[Start GIVEN DATA]
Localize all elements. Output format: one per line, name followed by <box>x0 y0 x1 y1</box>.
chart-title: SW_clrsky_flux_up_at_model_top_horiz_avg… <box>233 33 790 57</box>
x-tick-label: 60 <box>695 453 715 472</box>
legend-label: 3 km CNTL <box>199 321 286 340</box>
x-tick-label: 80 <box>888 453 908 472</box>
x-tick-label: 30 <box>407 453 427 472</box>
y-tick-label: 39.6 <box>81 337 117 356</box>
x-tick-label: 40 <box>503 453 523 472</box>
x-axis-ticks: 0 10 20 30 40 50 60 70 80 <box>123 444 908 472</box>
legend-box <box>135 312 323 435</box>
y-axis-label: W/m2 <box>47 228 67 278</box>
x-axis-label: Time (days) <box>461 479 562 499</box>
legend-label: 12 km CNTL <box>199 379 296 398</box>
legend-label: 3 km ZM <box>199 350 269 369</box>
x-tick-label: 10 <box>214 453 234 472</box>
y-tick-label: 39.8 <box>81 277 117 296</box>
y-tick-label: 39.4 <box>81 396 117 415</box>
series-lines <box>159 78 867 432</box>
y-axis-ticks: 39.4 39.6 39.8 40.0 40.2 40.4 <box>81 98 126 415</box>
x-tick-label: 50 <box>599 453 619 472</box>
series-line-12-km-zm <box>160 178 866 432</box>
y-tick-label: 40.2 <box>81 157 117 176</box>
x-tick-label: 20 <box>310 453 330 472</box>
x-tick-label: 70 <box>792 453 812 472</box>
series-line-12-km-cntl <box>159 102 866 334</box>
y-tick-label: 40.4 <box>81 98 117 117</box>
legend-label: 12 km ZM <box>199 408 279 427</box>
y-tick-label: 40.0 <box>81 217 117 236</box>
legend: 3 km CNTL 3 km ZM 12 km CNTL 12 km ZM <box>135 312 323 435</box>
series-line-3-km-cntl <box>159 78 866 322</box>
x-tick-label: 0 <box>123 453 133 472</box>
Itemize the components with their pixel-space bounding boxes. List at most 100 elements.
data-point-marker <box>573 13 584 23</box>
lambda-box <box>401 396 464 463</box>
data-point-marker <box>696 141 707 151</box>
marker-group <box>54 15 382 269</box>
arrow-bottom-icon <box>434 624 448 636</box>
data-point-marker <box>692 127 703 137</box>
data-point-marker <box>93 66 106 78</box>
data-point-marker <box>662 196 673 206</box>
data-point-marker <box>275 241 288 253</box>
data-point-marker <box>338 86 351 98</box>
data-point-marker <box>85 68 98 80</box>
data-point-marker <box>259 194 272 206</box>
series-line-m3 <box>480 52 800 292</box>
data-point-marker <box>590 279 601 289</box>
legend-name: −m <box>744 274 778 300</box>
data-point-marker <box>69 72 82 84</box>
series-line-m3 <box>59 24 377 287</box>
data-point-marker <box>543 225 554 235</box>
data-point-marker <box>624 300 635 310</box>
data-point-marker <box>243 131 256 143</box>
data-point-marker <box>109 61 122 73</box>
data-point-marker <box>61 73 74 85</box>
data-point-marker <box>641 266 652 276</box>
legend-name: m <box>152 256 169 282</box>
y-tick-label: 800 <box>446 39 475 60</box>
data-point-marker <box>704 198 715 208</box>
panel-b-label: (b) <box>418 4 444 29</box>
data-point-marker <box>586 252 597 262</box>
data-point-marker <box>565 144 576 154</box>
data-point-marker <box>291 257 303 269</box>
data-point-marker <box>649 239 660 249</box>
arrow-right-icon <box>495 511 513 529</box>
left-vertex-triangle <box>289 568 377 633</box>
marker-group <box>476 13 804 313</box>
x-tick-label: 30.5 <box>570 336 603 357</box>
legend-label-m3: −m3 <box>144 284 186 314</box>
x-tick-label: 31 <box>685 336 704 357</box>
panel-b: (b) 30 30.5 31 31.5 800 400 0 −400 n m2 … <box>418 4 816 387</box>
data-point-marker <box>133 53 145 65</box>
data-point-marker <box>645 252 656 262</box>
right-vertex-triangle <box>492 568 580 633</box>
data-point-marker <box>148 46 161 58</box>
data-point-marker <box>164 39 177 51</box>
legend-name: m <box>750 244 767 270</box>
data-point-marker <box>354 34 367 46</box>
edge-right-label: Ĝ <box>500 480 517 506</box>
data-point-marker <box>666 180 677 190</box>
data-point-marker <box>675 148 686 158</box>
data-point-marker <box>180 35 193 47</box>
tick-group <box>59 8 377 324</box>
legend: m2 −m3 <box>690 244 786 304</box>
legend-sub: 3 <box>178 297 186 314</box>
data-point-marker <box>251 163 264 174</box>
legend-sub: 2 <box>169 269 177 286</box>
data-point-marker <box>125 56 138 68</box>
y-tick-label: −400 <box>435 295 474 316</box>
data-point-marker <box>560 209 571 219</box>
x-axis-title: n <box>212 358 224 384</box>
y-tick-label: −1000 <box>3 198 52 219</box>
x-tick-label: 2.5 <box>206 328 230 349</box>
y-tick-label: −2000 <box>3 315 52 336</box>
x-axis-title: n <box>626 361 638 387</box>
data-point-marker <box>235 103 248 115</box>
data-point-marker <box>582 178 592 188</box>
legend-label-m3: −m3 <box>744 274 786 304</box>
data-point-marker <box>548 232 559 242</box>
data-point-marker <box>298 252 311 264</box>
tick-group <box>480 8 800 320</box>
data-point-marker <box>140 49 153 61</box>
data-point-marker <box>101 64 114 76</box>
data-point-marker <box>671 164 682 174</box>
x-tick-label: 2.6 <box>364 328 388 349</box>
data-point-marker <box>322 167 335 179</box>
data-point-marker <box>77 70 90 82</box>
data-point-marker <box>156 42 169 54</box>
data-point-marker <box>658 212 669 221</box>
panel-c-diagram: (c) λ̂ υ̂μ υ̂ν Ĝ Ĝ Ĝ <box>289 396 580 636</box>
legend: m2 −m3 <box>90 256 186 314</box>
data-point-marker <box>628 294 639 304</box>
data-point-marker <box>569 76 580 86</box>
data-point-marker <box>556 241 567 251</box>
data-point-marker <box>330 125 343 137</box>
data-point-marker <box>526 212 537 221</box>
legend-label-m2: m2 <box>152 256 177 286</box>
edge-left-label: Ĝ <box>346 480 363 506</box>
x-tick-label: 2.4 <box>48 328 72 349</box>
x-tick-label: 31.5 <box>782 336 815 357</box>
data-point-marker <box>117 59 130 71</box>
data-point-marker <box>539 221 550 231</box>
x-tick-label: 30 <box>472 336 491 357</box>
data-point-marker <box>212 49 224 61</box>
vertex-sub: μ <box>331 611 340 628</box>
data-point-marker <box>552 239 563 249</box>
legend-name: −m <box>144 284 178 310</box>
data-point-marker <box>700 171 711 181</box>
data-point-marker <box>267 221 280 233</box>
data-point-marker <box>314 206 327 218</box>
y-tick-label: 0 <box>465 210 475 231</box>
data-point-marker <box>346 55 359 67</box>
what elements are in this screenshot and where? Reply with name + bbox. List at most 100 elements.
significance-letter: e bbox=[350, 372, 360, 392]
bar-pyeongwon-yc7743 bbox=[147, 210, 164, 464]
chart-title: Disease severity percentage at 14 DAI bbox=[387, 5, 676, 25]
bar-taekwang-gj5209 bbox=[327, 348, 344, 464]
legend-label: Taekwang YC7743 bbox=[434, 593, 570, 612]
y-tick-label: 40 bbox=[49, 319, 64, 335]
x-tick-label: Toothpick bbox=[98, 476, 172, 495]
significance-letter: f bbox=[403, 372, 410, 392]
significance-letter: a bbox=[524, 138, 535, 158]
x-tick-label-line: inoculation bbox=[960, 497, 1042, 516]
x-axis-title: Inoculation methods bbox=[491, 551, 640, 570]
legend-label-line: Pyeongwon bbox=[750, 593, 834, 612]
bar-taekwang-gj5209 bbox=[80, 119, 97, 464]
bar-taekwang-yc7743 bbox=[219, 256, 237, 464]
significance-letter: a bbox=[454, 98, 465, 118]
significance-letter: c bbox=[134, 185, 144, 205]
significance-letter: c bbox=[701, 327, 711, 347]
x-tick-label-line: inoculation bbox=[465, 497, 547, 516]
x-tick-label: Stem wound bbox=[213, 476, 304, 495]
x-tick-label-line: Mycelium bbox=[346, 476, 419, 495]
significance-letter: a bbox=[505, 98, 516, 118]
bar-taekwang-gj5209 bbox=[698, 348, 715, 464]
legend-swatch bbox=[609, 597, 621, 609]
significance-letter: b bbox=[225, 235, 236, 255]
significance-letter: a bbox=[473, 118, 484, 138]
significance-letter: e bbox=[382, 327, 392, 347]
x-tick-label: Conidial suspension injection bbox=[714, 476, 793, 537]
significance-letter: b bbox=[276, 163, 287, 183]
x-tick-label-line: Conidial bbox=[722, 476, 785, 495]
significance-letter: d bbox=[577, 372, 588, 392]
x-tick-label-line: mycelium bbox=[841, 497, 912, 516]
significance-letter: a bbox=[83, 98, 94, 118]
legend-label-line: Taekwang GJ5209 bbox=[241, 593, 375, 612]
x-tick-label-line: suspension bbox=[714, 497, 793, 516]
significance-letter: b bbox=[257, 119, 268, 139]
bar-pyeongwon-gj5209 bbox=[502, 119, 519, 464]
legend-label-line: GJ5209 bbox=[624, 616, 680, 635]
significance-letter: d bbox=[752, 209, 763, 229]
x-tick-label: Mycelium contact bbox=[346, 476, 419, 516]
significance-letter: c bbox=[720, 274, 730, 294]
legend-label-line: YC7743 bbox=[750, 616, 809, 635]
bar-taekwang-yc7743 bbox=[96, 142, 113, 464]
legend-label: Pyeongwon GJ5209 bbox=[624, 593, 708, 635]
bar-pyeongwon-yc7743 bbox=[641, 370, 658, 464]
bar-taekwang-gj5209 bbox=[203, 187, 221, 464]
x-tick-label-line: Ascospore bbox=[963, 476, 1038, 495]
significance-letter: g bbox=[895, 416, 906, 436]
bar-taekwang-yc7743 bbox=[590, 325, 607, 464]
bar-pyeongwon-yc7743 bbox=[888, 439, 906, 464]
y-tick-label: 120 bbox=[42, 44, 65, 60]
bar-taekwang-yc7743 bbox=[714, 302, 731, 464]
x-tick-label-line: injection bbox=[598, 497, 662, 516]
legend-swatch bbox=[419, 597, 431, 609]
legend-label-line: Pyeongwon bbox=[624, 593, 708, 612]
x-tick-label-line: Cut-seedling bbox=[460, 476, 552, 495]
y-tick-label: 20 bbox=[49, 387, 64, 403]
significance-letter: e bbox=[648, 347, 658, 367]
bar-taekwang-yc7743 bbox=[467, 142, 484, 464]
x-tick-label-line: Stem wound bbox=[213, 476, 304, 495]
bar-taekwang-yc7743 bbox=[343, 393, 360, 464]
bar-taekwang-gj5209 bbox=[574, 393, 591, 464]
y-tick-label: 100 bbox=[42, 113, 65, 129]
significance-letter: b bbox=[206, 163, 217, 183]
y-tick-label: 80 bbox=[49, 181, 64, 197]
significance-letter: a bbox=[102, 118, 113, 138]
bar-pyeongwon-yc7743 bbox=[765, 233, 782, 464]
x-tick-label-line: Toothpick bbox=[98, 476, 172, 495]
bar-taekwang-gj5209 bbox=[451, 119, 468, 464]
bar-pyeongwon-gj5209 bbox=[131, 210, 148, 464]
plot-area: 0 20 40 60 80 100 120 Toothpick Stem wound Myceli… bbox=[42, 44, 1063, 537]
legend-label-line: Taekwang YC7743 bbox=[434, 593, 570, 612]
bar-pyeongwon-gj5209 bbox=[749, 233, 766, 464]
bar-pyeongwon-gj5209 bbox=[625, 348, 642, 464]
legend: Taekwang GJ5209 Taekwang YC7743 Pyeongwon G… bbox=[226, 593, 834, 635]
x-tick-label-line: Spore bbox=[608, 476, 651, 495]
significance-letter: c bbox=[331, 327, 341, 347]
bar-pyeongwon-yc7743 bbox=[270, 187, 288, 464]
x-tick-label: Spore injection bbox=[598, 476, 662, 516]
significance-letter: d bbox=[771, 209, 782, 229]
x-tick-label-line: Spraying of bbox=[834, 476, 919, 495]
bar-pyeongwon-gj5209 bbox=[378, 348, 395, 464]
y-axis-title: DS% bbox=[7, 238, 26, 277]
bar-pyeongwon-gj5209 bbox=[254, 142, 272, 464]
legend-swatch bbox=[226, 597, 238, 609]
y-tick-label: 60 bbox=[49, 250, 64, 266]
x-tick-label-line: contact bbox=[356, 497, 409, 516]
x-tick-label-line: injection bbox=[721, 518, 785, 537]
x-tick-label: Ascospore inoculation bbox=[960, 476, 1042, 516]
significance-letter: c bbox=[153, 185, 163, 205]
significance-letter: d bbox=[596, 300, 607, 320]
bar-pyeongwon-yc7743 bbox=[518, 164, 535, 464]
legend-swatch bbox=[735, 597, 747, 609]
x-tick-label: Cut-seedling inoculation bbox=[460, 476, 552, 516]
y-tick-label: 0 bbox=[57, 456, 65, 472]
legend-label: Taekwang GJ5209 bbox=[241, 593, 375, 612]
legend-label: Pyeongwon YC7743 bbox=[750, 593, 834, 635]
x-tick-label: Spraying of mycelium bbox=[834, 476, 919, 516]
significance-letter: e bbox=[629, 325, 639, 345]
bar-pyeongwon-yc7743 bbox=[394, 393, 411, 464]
[End GIVEN DATA]
▸ **WHAT IS EXPECTED**
Please put everything from the start of the records down through the line containing "x-tick-label: 40 <box>503 453 523 472</box>" into a numbered list, leaving out any blank lines.

▸ **FULL ANSWER**
1. Localize all elements. Output format: one per line, name followed by <box>x0 y0 x1 y1</box>.
2. chart-title: SW_clrsky_flux_up_at_model_top_horiz_avg… <box>233 33 790 57</box>
3. x-tick-label: 60 <box>695 453 715 472</box>
4. legend-label: 3 km CNTL <box>199 321 286 340</box>
5. x-tick-label: 80 <box>888 453 908 472</box>
6. x-tick-label: 30 <box>407 453 427 472</box>
7. y-tick-label: 39.6 <box>81 337 117 356</box>
8. x-tick-label: 40 <box>503 453 523 472</box>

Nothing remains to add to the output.